**What you should do**: Copy out all of the material exactly.

**Data section**:

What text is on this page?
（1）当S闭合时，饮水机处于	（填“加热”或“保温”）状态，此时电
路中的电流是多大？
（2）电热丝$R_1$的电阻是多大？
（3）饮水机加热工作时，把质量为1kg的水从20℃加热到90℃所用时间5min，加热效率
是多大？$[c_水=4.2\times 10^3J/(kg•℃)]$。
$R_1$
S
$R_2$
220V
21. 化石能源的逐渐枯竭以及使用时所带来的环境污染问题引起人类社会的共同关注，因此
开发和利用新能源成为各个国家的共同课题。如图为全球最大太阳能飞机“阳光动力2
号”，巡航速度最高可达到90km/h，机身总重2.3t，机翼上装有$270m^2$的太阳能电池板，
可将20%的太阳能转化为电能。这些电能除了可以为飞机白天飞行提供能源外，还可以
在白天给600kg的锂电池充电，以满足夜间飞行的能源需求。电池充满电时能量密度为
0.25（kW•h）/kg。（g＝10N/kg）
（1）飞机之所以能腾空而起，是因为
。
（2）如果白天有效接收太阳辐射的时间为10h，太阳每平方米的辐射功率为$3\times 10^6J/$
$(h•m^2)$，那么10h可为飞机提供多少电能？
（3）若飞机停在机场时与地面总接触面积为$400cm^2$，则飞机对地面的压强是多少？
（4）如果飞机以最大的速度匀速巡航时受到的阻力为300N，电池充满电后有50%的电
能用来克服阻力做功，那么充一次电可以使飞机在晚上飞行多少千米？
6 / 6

**The completed task**:
What text is on this page?
（1）当S闭合时，饮水机处于	（填“加热”或“保温”）状态，此时电
路中的电流是多大？
（2）电热丝$R_1$的电阻是多大？
（3）饮水机加热工作时，把质量为1kg的水从20℃加热到90℃所用时间5min，加热效率
是多大？$[c_水=4.2\times 10^3J/(kg•℃)]$。
$R_1$
S
$R_2$
220V
21. 化石能源的逐渐枯竭以及使用时所带来的环境污染问题引起人类社会的共同关注，因此
开发和利用新能源成为各个国家的共同课题。如图为全球最大太阳能飞机“阳光动力2
号”，巡航速度最高可达到90km/h，机身总重2.3t，机翼上装有$270m^2$的太阳能电池板，
可将20%的太阳能转化为电能。这些电能除了可以为飞机白天飞行提供能源外，还可以
在白天给600kg的锂电池充电，以满足夜间飞行的能源需求。电池充满电时能量密度为
0.25（kW•h）/kg。（g＝10N/kg）
（1）飞机之所以能腾空而起，是因为
。
（2）如果白天有效接收太阳辐射的时间为10h，太阳每平方米的辐射功率为$3\times 10^6J/$
$(h•m^2)$，那么10h可为飞机提供多少电能？
（3）若飞机停在机场时与地面总接触面积为$400cm^2$，则飞机对地面的压强是多少？
（4）如果飞机以最大的速度匀速巡航时受到的阻力为300N，电池充满电后有50%的电
能用来克服阻力做功，那么充一次电可以使飞机在晚上飞行多少千米？
6 / 6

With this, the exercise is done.